What the task asks
Examine the entries and show every line in which the word "into" is found.

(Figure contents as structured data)
((

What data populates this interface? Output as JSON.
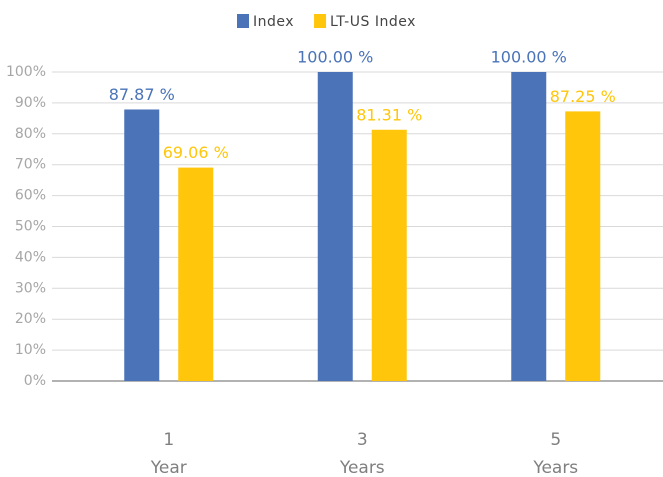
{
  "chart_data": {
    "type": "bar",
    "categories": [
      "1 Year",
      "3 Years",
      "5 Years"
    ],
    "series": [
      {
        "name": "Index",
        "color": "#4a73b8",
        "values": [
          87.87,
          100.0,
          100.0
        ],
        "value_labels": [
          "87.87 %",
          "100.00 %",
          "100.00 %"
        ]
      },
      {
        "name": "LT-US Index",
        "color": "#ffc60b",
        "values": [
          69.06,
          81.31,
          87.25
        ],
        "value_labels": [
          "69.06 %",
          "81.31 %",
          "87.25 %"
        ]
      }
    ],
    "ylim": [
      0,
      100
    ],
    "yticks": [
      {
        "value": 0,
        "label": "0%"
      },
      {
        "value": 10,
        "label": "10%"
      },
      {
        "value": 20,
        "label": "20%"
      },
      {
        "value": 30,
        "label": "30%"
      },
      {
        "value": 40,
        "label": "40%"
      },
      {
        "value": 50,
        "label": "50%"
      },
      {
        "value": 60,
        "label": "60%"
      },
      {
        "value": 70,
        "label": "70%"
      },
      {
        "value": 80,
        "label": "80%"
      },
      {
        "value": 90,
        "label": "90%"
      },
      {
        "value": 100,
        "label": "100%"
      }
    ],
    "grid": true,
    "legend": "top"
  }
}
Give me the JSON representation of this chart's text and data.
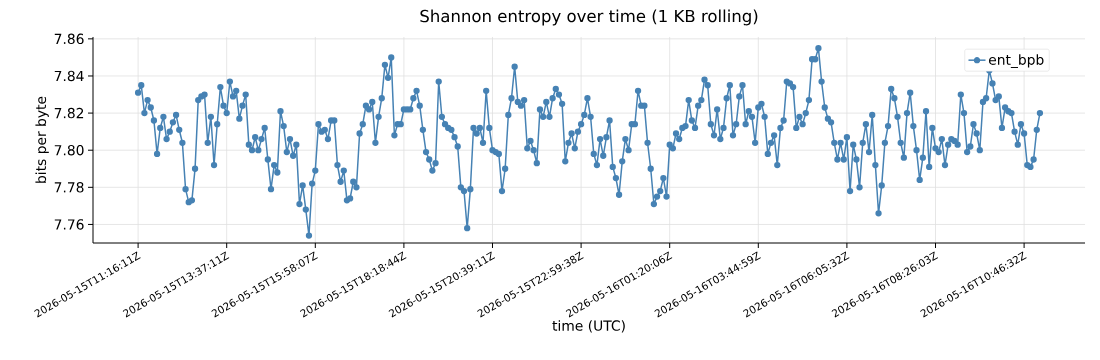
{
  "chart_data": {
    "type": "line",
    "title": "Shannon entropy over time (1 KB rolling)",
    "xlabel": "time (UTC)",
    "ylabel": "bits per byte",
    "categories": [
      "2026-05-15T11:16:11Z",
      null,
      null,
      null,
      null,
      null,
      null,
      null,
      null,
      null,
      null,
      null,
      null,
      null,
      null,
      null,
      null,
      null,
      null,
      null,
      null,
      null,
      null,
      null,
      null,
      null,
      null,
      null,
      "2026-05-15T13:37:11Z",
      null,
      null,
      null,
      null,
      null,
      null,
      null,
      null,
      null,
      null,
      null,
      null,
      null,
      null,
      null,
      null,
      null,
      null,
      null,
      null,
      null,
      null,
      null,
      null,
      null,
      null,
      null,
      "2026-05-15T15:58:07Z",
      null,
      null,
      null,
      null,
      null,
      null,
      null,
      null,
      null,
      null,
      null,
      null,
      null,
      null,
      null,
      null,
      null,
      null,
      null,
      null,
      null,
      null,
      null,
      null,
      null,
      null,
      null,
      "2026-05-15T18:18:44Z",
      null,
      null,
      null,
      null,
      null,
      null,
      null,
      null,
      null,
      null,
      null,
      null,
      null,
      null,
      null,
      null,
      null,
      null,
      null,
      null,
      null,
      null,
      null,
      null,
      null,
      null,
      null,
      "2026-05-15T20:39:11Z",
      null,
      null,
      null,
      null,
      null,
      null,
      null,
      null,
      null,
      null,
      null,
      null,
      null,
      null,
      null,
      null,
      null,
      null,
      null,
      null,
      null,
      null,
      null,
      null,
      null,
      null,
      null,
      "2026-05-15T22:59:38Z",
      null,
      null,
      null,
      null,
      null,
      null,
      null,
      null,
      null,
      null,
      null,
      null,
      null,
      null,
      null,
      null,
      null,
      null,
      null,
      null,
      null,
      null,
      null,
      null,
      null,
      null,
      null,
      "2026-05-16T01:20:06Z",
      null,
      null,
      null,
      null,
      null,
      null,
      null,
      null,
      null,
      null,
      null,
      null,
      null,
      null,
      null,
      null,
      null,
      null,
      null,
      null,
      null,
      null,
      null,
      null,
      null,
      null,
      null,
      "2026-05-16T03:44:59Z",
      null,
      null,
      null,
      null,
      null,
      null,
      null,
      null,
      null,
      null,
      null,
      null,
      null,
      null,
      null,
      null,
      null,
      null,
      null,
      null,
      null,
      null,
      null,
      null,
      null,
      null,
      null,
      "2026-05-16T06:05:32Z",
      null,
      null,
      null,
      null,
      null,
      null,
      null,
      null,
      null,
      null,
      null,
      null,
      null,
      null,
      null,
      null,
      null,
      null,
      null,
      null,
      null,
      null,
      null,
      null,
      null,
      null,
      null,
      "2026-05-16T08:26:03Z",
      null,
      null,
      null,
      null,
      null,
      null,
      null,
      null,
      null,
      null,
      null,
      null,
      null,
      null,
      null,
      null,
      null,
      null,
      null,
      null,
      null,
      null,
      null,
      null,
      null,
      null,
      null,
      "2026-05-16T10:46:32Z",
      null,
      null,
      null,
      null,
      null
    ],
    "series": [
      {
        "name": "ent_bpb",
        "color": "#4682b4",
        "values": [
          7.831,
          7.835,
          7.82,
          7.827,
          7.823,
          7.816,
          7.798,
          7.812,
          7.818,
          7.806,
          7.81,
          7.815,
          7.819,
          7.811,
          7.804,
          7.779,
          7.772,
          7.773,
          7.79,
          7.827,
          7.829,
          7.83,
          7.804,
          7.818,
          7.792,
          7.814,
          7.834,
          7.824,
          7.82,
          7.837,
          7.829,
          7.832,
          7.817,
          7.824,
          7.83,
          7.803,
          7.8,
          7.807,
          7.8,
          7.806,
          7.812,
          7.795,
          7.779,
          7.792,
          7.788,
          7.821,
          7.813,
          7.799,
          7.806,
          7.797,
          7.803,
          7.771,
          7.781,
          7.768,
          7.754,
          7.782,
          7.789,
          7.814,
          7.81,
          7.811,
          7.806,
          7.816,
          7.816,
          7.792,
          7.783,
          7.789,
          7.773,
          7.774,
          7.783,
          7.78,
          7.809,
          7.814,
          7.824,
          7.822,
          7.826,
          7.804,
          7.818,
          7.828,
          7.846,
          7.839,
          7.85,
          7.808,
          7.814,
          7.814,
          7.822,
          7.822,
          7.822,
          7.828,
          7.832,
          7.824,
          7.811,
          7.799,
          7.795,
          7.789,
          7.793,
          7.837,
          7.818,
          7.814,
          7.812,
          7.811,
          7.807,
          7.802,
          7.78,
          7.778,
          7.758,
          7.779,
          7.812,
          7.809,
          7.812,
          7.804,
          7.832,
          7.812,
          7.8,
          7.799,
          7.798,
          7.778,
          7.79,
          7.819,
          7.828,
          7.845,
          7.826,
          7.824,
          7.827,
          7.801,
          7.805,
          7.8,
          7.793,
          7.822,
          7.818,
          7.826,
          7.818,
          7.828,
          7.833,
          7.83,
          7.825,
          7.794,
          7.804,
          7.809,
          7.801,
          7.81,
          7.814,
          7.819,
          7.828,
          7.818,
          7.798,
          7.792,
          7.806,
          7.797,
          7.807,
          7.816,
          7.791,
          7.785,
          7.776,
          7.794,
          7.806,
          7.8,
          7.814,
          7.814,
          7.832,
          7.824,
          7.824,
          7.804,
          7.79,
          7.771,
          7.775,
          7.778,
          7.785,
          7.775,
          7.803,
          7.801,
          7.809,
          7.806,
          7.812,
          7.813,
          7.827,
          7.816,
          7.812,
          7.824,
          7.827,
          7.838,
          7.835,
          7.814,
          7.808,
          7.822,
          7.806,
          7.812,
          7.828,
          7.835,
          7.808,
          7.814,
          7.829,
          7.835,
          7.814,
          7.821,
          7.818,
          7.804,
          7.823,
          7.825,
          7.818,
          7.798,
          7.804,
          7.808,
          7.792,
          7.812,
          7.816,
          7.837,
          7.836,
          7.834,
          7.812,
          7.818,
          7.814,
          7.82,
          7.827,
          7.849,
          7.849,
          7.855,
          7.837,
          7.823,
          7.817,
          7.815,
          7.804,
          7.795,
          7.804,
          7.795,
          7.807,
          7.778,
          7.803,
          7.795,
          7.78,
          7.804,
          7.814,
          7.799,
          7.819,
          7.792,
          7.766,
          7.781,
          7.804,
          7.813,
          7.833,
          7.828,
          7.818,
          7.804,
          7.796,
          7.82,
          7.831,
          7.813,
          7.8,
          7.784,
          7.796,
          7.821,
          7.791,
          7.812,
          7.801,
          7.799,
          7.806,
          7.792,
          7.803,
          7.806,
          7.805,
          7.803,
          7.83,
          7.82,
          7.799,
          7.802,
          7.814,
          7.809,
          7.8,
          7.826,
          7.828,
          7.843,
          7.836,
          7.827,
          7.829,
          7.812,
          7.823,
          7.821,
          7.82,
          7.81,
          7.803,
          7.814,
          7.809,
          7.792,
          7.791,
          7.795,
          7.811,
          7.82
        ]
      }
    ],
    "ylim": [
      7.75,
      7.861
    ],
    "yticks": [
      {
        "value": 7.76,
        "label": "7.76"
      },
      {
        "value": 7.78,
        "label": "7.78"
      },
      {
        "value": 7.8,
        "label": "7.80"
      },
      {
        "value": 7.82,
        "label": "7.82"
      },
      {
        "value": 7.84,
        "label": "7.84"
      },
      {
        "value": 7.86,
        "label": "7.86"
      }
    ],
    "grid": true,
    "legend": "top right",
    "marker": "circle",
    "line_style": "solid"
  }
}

))
((

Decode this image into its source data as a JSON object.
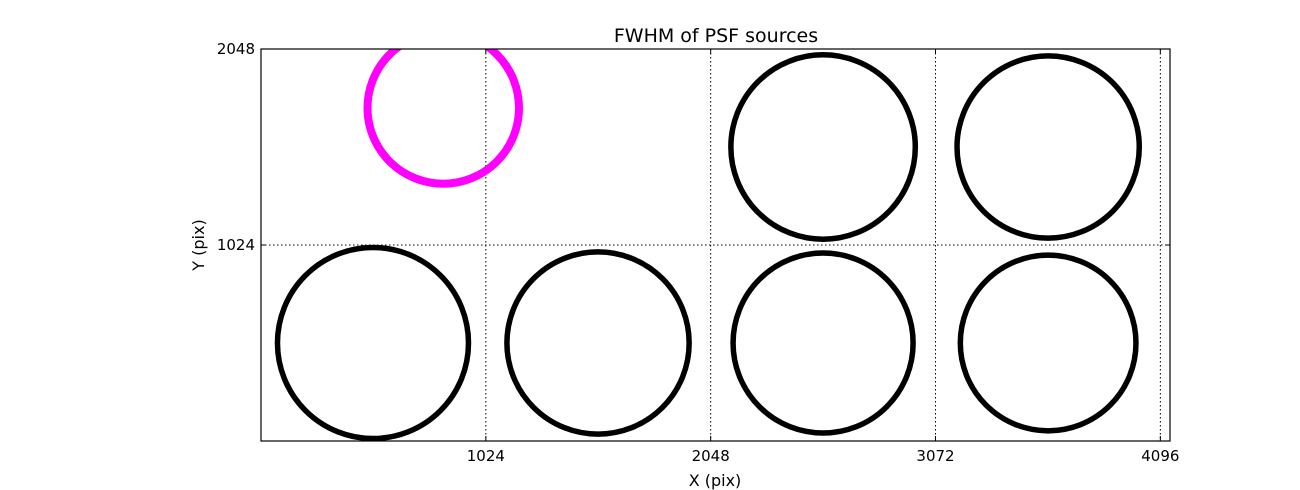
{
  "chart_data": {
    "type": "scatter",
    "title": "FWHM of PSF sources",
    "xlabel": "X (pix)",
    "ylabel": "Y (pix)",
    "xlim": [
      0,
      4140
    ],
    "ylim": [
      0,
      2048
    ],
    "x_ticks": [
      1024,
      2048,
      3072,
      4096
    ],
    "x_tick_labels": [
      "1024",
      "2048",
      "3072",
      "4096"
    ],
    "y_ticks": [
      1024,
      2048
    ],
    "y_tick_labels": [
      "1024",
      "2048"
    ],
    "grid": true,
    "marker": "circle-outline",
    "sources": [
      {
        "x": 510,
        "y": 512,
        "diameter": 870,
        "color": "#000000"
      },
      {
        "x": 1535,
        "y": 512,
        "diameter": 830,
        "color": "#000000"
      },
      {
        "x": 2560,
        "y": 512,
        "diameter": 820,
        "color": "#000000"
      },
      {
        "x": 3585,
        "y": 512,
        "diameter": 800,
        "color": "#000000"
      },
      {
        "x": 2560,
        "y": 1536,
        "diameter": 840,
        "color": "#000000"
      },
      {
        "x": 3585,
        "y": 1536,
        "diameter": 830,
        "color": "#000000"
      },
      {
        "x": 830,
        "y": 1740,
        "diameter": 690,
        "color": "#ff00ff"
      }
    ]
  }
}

))
((

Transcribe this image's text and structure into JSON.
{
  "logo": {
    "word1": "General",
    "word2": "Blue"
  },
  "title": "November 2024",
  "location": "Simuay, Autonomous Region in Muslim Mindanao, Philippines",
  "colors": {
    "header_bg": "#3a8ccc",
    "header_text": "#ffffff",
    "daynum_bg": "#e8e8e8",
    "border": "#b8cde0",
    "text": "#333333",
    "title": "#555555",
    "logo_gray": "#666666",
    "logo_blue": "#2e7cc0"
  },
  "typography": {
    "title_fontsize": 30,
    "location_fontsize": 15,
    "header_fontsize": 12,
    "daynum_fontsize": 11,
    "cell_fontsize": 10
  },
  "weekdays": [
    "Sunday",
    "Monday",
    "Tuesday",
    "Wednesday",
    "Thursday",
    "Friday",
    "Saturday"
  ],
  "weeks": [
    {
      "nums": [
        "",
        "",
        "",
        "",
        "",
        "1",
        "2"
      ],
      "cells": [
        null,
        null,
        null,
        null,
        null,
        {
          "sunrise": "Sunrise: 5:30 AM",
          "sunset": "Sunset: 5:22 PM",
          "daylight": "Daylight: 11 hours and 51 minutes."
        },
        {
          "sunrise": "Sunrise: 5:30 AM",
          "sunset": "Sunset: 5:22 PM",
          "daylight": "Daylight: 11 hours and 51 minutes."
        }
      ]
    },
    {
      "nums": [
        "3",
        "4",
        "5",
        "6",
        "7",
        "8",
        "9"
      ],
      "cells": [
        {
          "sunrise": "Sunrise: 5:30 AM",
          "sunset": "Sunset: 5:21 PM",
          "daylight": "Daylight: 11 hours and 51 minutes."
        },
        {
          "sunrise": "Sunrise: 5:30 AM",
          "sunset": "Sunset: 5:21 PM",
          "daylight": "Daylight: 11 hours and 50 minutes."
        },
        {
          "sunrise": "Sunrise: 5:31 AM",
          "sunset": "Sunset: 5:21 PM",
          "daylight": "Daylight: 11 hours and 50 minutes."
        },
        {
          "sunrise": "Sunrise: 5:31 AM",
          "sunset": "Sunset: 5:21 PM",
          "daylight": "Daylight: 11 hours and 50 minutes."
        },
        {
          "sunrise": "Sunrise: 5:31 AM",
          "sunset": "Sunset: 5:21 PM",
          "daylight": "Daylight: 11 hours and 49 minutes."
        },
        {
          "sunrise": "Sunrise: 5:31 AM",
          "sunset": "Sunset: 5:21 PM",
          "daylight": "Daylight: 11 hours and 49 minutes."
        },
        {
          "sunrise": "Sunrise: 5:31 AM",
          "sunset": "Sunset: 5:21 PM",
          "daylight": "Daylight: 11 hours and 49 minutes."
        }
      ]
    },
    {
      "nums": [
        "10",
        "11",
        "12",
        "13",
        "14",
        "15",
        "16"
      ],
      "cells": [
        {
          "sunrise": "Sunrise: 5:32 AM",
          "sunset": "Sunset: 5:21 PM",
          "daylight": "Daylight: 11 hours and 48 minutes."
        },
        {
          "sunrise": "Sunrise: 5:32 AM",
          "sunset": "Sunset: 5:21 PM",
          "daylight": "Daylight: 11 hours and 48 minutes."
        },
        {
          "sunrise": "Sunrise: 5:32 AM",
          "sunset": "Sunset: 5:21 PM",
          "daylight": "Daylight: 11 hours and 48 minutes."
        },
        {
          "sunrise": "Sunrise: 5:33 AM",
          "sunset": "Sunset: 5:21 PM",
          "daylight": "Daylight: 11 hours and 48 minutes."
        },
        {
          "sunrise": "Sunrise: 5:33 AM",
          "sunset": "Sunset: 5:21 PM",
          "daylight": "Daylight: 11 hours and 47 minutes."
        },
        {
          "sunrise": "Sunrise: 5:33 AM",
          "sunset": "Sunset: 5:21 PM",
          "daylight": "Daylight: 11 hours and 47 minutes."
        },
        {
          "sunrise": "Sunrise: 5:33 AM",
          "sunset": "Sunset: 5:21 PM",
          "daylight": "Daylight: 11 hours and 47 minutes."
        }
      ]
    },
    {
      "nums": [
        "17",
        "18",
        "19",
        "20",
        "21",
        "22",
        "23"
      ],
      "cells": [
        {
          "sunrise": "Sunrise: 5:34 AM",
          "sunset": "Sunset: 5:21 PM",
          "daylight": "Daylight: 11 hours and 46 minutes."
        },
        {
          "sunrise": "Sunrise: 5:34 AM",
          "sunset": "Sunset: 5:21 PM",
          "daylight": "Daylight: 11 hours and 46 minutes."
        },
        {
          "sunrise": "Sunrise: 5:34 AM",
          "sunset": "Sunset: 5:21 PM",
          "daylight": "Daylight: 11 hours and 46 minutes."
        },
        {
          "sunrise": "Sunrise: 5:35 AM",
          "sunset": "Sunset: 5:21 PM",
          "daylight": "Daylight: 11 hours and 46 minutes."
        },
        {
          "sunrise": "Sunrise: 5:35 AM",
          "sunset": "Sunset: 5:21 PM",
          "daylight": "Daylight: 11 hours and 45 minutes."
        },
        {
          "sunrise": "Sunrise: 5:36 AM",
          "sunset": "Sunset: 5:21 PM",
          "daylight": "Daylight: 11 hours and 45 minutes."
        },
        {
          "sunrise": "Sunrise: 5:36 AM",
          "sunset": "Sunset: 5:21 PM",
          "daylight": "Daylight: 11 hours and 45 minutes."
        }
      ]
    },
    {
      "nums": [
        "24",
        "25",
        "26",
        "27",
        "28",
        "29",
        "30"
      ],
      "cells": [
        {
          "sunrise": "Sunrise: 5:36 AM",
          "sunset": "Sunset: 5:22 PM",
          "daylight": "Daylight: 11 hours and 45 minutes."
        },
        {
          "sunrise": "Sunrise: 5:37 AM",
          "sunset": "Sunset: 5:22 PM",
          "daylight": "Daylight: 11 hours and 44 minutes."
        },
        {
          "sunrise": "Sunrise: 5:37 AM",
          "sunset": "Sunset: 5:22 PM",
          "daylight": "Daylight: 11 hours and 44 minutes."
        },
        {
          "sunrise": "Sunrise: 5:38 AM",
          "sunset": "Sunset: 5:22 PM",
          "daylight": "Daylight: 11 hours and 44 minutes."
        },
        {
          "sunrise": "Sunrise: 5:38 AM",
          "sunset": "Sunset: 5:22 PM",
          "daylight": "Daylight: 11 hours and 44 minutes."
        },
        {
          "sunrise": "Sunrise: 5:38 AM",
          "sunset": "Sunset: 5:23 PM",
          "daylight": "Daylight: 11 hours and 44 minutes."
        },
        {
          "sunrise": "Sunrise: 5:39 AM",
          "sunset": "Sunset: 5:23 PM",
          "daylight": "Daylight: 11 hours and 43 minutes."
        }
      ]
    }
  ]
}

))

Answer below
Decode this image into its source data as a JSON object.
Transcribe this image's text and structure into JSON.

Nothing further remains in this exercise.